[Rio Olympics Preview] Korea vs. Germany: “Going All In”

With a resounding 8-0 win against Fiji, and with Germany and Mexico battling out a 2-2 draw, a win for Korea this coming Sunday would see us automatically qualify into the group stages. Unfortunately, this win needs to come against Germany of all teams. That being said, this U-23 German team may have some scary names but they too have their flaws that we can exploit. This will likely be an even, high scoring match. But if Korea really focuses and gets that very worrisome defense down, this game is winnable. In the words of Shin Tae Yong, we should treat this match as if it were a final.

Here is the Germany roster:


Sort of like Korea, Germany has a great squad but its defense will let it down. In Timo Horn Germany has a very solid goalkeeper. In midfield Germany brought on the Bender twins along with some very very scary attacking midfielders in Leon Goretzka, Maximillian Meyer, Julian Brandt, and Serge Gnabry – two Schalke players, a Leverkusen player, and an Arsenal player. Our chances will be boosted a little as Goretzka was injured against Mexico, but his replacement, Serge Gnabry, will undoubtedly have a lot of fun running against Shim Sang Min. Gnabry played very well against Mexico. Shim Sang Min did not play very well vs. Fiji and still struggles when it comes to pace (and crosses). Therefore, Shim Sang Min.. worries me very very much.

Germany’s starting forward, Davie Selke, scored 10 goals for RB Leipzig last season. He will also be quite a threat to us, but not quite a threat as the four aforementioned attacking midfielders, who can really do a lot of damage to our defense, which has shown in the past to 1) concede three goals to Japan in less than 20 minutes and 2) at times, have a hard time defending against amateur players in Fiji. Their other wild card, Nils Petersen, was once a Bayern Munich and Werder Bremen striker but currently plays for Freiburg – with 21 goals, he was the top scorer in the 2. Bundesliga.

However, the key to beating Germany is the fact that Germany’s defense is about as suspect as ours. I do not know much against Leipzig’s Klostermann, and Matthias Ginter has shown to be a solid defender, but guys. Two of the starting 4, Sule and Toljan, are HOFFENHEIM players (for those of you not in the know Hoffenheim is the Bundesliga team with by far the leakiest defense). By virtue of playing for Hoffenheim, they’re guaranteed to be error prone defenders. If Gnabry is going to have fun running against Shim Sang Min, then Son Heung Min and Suk Hyun Jun – who are both almost guaranteed to start against Germany – will have a lot of fun running at Toljan and Sule. Which is why so many people are predicting that this match will see plenty of goals. Perhaps not as much as Japan-Nigeria, but still, with some suspect defenses, this game might go to 3-2 or something.

Germany will also probably have 1) midfield dominance 2) a very strong set piece threat and most worryingly, 3) an ability to ruthlessly finish counterattacks caused by errors/pass misses from the Korean defense. If we make the same mistakes we did against Fiji, we’re in for a rough ride when Sunday rolls around.

• RECORD EXTRACTS:

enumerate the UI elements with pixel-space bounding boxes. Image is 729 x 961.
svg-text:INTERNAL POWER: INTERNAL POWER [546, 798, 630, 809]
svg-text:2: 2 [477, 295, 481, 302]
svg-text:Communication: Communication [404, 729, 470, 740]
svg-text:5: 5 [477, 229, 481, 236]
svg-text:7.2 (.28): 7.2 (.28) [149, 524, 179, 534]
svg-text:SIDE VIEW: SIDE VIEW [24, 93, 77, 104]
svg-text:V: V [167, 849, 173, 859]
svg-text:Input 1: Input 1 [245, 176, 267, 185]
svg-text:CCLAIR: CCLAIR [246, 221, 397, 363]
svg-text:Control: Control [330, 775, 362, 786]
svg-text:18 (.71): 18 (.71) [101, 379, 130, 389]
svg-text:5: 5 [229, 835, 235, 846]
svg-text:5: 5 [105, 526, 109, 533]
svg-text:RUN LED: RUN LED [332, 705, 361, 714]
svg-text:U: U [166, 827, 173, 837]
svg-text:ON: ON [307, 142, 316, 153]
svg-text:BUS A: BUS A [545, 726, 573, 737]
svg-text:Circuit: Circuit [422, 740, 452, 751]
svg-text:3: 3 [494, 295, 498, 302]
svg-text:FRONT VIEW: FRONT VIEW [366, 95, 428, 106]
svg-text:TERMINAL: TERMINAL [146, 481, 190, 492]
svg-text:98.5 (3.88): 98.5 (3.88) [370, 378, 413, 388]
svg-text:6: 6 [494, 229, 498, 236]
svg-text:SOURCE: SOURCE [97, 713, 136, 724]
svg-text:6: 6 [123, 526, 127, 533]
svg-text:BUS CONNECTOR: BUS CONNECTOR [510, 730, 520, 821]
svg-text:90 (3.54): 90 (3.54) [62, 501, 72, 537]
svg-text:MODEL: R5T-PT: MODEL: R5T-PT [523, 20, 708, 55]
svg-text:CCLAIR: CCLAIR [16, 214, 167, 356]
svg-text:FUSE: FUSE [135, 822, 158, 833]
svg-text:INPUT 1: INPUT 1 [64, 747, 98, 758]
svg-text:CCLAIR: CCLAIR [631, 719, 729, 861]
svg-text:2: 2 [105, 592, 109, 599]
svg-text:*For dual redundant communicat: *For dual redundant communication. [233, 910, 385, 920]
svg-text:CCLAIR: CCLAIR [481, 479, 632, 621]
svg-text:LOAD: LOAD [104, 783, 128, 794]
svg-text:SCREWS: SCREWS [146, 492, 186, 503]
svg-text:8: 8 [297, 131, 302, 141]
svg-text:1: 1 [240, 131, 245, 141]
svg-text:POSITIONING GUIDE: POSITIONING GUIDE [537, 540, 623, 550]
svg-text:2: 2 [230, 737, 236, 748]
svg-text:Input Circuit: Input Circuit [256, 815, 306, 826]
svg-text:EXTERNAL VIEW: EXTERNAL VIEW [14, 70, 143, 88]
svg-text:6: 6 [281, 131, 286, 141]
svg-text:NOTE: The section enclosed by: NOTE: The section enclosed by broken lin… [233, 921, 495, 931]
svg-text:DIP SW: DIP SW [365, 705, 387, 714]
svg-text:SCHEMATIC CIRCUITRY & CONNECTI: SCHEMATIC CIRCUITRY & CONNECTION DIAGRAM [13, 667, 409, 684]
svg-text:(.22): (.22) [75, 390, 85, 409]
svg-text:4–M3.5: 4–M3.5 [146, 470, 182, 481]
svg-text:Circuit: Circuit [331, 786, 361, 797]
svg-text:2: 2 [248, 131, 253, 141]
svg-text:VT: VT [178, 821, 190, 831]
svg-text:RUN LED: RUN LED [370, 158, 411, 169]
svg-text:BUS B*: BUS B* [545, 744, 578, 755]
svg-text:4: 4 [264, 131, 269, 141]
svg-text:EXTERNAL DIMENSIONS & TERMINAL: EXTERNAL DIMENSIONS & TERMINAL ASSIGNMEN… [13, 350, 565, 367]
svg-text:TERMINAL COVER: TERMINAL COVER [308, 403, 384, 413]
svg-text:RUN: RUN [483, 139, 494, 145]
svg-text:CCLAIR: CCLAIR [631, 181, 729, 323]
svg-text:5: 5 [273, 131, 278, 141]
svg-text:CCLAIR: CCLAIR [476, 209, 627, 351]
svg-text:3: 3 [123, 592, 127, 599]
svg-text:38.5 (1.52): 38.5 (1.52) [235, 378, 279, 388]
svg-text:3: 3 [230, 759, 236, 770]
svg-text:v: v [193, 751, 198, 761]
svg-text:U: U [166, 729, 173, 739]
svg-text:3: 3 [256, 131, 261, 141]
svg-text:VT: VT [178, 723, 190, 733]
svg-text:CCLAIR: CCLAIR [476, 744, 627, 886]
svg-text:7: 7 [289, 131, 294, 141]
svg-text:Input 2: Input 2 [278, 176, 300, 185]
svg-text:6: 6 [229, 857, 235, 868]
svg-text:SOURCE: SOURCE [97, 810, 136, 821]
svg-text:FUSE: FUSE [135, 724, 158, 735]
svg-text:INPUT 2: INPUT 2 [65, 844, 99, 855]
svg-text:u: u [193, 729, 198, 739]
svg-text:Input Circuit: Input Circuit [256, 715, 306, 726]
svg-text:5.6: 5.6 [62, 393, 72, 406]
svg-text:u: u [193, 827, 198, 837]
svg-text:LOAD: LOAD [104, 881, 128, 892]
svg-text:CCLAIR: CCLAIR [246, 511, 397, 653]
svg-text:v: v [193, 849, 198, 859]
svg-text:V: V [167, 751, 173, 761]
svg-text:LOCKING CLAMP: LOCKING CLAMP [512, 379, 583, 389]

• TASK DIRECTIONS: According to the Korea vs. Germany preview, how many goals did Davie Selke score for RB Leipzig last season?

• RESULT OF THE EXERCISE: 10 goals.